Below is a block of records; reproduce all of them exactly and leave out any pictures.

──────── Dataset rows

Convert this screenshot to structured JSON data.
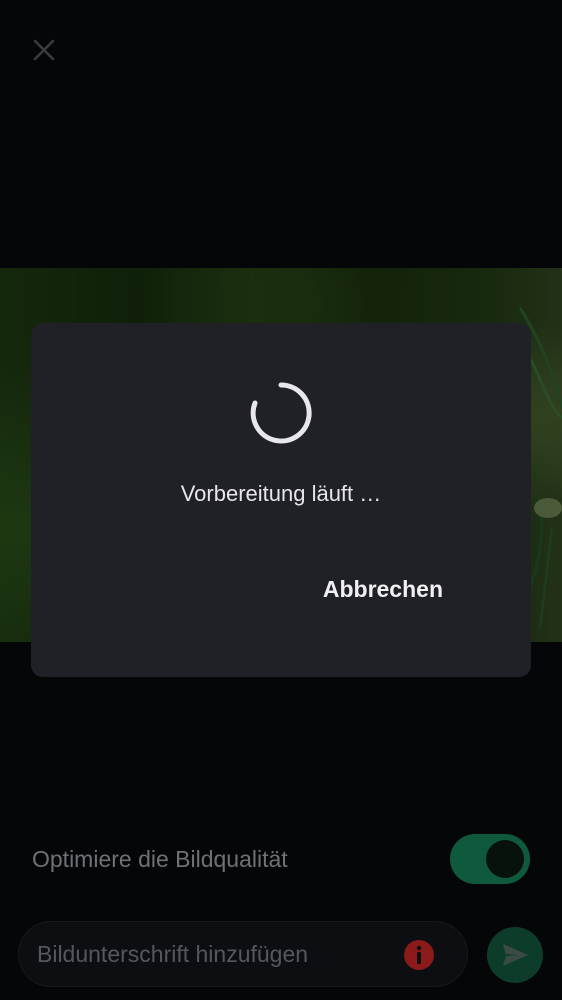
{
  "header": {
    "close_icon": "close-icon"
  },
  "dialog": {
    "progress_text": "Vorbereitung läuft …",
    "cancel_label": "Abbrechen",
    "spinner_icon": "loading-spinner-icon"
  },
  "options": {
    "optimize_label": "Optimiere die Bildqualität",
    "optimize_enabled": true
  },
  "composer": {
    "caption_placeholder": "Bildunterschrift hinzufügen",
    "info_icon": "info-icon",
    "send_icon": "send-icon"
  },
  "colors": {
    "background": "#090b0f",
    "dialog": "#202127",
    "accent": "#0f5a3c",
    "error": "#8b1a1a"
  }
}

────────────────

• _Exercise solution_:
Convert this screenshot to structured JSON data.
{
  "header": {
    "close_icon": "close-icon"
  },
  "dialog": {
    "progress_text": "Vorbereitung läuft …",
    "cancel_label": "Abbrechen",
    "spinner_icon": "loading-spinner-icon"
  },
  "options": {
    "optimize_label": "Optimiere die Bildqualität",
    "optimize_enabled": true
  },
  "composer": {
    "caption_placeholder": "Bildunterschrift hinzufügen",
    "info_icon": "info-icon",
    "send_icon": "send-icon"
  },
  "colors": {
    "background": "#090b0f",
    "dialog": "#202127",
    "accent": "#0f5a3c",
    "error": "#8b1a1a"
  }
}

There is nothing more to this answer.